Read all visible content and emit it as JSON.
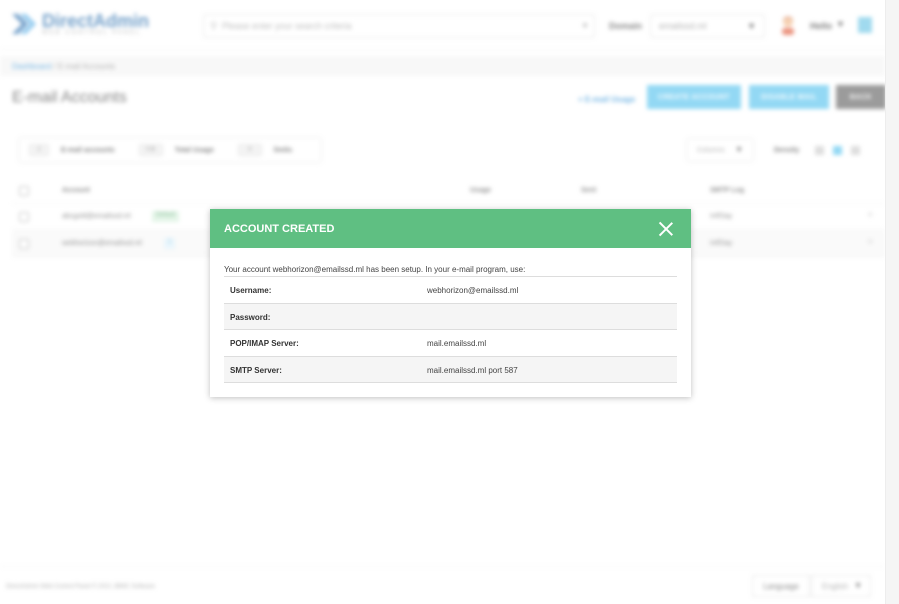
{
  "header": {
    "logo_title": "DirectAdmin",
    "logo_sub": "WEB CONTROL PANEL",
    "search_placeholder": "Please enter your search criteria",
    "domain_label": "Domain",
    "domain_value": "emailssd.ml",
    "user_name": "Hello"
  },
  "breadcrumb": {
    "home": "Dashboard",
    "separator": " / ",
    "current": "E-mail Accounts"
  },
  "page": {
    "title": "E-mail Accounts",
    "usage_link": "+ E-mail Usage",
    "create_button": "CREATE ACCOUNT",
    "disable_button": "DISABLE MAIL",
    "back_button": "BACK"
  },
  "stats": {
    "accounts_count": "2",
    "accounts_label": "E-mail accounts",
    "usage_value": "0 B",
    "usage_label": "Total Usage",
    "limit_value": "0",
    "limit_label": "limits"
  },
  "controls": {
    "columns_label": "Columns",
    "density_label": "Density"
  },
  "table": {
    "columns": [
      "Account",
      "Usage",
      "Sent",
      "SMTP Log"
    ],
    "rows": [
      {
        "account": "abcgold@emailssd.ml",
        "tag": "Default",
        "smtp": "Inf/Day"
      },
      {
        "account": "webhorizon@emailssd.ml",
        "tag": "1",
        "smtp": "Inf/Day"
      }
    ]
  },
  "footer": {
    "copyright": "DirectAdmin Web Control Panel © 2021 JBMC Software",
    "language_label": "Language",
    "language_value": "English"
  },
  "modal": {
    "title": "ACCOUNT CREATED",
    "intro": "Your account webhorizon@emailssd.ml has been setup. In your e-mail program, use:",
    "rows": [
      {
        "key": "Username:",
        "value": "webhorizon@emailssd.ml"
      },
      {
        "key": "Password:",
        "value": ""
      },
      {
        "key": "POP/IMAP Server:",
        "value": "mail.emailssd.ml"
      },
      {
        "key": "SMTP Server:",
        "value": "mail.emailssd.ml port 587"
      }
    ]
  },
  "colors": {
    "modal_header": "#5fbf82",
    "accent_blue": "#59c4ef",
    "link_blue": "#2b8fd6",
    "back_button": "#666666"
  }
}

-=-=-

## [GOAL]
Above are records to transcribe exactly; leave their pictures out.

## [EXERCISE SOLUTION]
Read all visible content and emit it as JSON.
{
  "header": {
    "logo_title": "DirectAdmin",
    "logo_sub": "WEB CONTROL PANEL",
    "search_placeholder": "Please enter your search criteria",
    "domain_label": "Domain",
    "domain_value": "emailssd.ml",
    "user_name": "Hello"
  },
  "breadcrumb": {
    "home": "Dashboard",
    "separator": " / ",
    "current": "E-mail Accounts"
  },
  "page": {
    "title": "E-mail Accounts",
    "usage_link": "+ E-mail Usage",
    "create_button": "CREATE ACCOUNT",
    "disable_button": "DISABLE MAIL",
    "back_button": "BACK"
  },
  "stats": {
    "accounts_count": "2",
    "accounts_label": "E-mail accounts",
    "usage_value": "0 B",
    "usage_label": "Total Usage",
    "limit_value": "0",
    "limit_label": "limits"
  },
  "controls": {
    "columns_label": "Columns",
    "density_label": "Density"
  },
  "table": {
    "columns": [
      "Account",
      "Usage",
      "Sent",
      "SMTP Log"
    ],
    "rows": [
      {
        "account": "abcgold@emailssd.ml",
        "tag": "Default",
        "smtp": "Inf/Day"
      },
      {
        "account": "webhorizon@emailssd.ml",
        "tag": "1",
        "smtp": "Inf/Day"
      }
    ]
  },
  "footer": {
    "copyright": "DirectAdmin Web Control Panel © 2021 JBMC Software",
    "language_label": "Language",
    "language_value": "English"
  },
  "modal": {
    "title": "ACCOUNT CREATED",
    "intro": "Your account webhorizon@emailssd.ml has been setup. In your e-mail program, use:",
    "rows": [
      {
        "key": "Username:",
        "value": "webhorizon@emailssd.ml"
      },
      {
        "key": "Password:",
        "value": ""
      },
      {
        "key": "POP/IMAP Server:",
        "value": "mail.emailssd.ml"
      },
      {
        "key": "SMTP Server:",
        "value": "mail.emailssd.ml port 587"
      }
    ]
  },
  "colors": {
    "modal_header": "#5fbf82",
    "accent_blue": "#59c4ef",
    "link_blue": "#2b8fd6",
    "back_button": "#666666"
  }
}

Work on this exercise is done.